## BEGIN Dataset content

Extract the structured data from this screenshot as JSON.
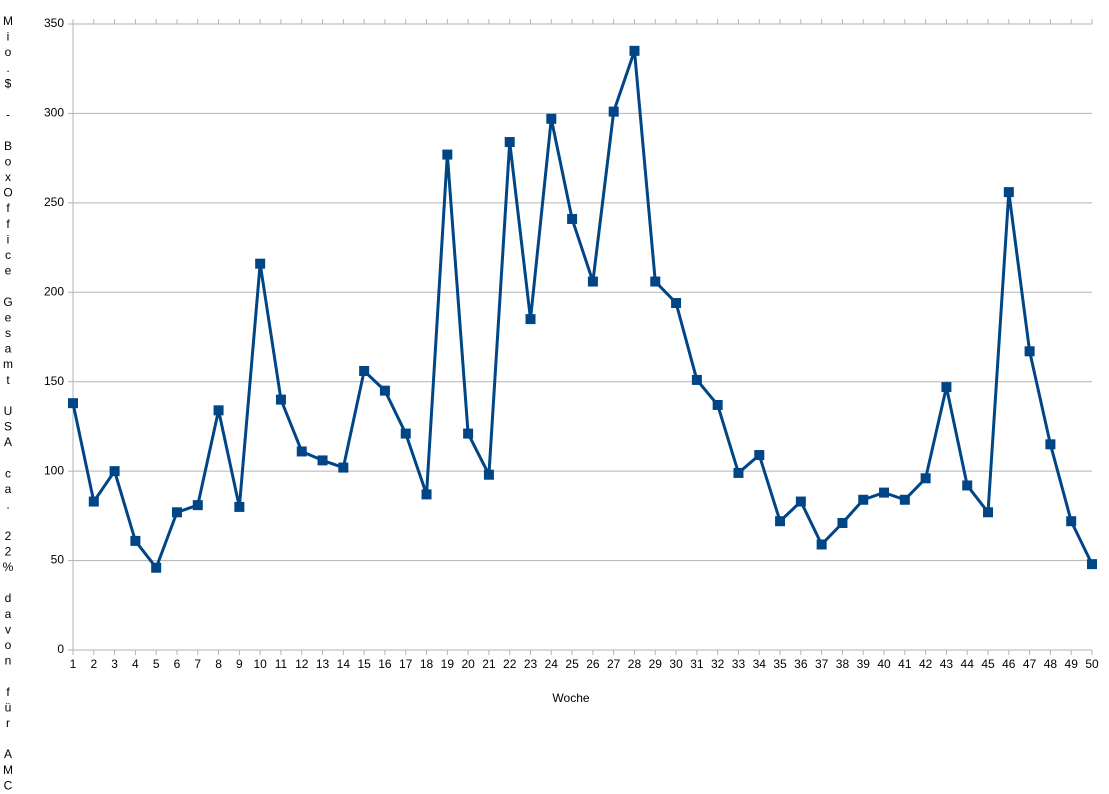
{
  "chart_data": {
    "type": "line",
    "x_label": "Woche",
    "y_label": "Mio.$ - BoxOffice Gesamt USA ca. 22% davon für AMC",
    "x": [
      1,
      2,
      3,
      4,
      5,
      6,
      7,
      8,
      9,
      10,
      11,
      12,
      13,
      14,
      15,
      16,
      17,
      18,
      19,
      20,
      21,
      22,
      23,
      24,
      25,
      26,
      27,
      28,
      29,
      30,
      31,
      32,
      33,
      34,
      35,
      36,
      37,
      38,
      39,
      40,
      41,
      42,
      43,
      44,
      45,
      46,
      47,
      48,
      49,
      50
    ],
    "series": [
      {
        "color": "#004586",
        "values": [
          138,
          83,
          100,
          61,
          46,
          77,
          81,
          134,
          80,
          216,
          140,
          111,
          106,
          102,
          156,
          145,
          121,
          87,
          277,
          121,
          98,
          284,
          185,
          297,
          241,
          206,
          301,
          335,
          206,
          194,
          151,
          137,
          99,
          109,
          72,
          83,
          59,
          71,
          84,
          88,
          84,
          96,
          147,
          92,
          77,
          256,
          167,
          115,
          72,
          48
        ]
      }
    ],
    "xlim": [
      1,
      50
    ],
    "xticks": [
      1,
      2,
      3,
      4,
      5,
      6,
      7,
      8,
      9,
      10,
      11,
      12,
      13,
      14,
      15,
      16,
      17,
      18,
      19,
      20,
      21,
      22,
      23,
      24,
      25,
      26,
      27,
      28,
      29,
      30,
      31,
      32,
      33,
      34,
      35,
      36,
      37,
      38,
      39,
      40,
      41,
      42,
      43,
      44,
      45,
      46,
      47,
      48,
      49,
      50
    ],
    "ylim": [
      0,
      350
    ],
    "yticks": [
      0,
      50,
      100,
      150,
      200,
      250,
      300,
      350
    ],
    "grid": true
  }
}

## END Dataset content

■ **Given problem**
Reproduce every line of the material precisely, omitting its pictures.

■ **Output of the task**
Extract the structured data from this screenshot as JSON.
{
  "chart_data": {
    "type": "line",
    "x_label": "Woche",
    "y_label": "Mio.$ - BoxOffice Gesamt USA ca. 22% davon für AMC",
    "x": [
      1,
      2,
      3,
      4,
      5,
      6,
      7,
      8,
      9,
      10,
      11,
      12,
      13,
      14,
      15,
      16,
      17,
      18,
      19,
      20,
      21,
      22,
      23,
      24,
      25,
      26,
      27,
      28,
      29,
      30,
      31,
      32,
      33,
      34,
      35,
      36,
      37,
      38,
      39,
      40,
      41,
      42,
      43,
      44,
      45,
      46,
      47,
      48,
      49,
      50
    ],
    "series": [
      {
        "color": "#004586",
        "values": [
          138,
          83,
          100,
          61,
          46,
          77,
          81,
          134,
          80,
          216,
          140,
          111,
          106,
          102,
          156,
          145,
          121,
          87,
          277,
          121,
          98,
          284,
          185,
          297,
          241,
          206,
          301,
          335,
          206,
          194,
          151,
          137,
          99,
          109,
          72,
          83,
          59,
          71,
          84,
          88,
          84,
          96,
          147,
          92,
          77,
          256,
          167,
          115,
          72,
          48
        ]
      }
    ],
    "xlim": [
      1,
      50
    ],
    "xticks": [
      1,
      2,
      3,
      4,
      5,
      6,
      7,
      8,
      9,
      10,
      11,
      12,
      13,
      14,
      15,
      16,
      17,
      18,
      19,
      20,
      21,
      22,
      23,
      24,
      25,
      26,
      27,
      28,
      29,
      30,
      31,
      32,
      33,
      34,
      35,
      36,
      37,
      38,
      39,
      40,
      41,
      42,
      43,
      44,
      45,
      46,
      47,
      48,
      49,
      50
    ],
    "ylim": [
      0,
      350
    ],
    "yticks": [
      0,
      50,
      100,
      150,
      200,
      250,
      300,
      350
    ],
    "grid": true
  }
}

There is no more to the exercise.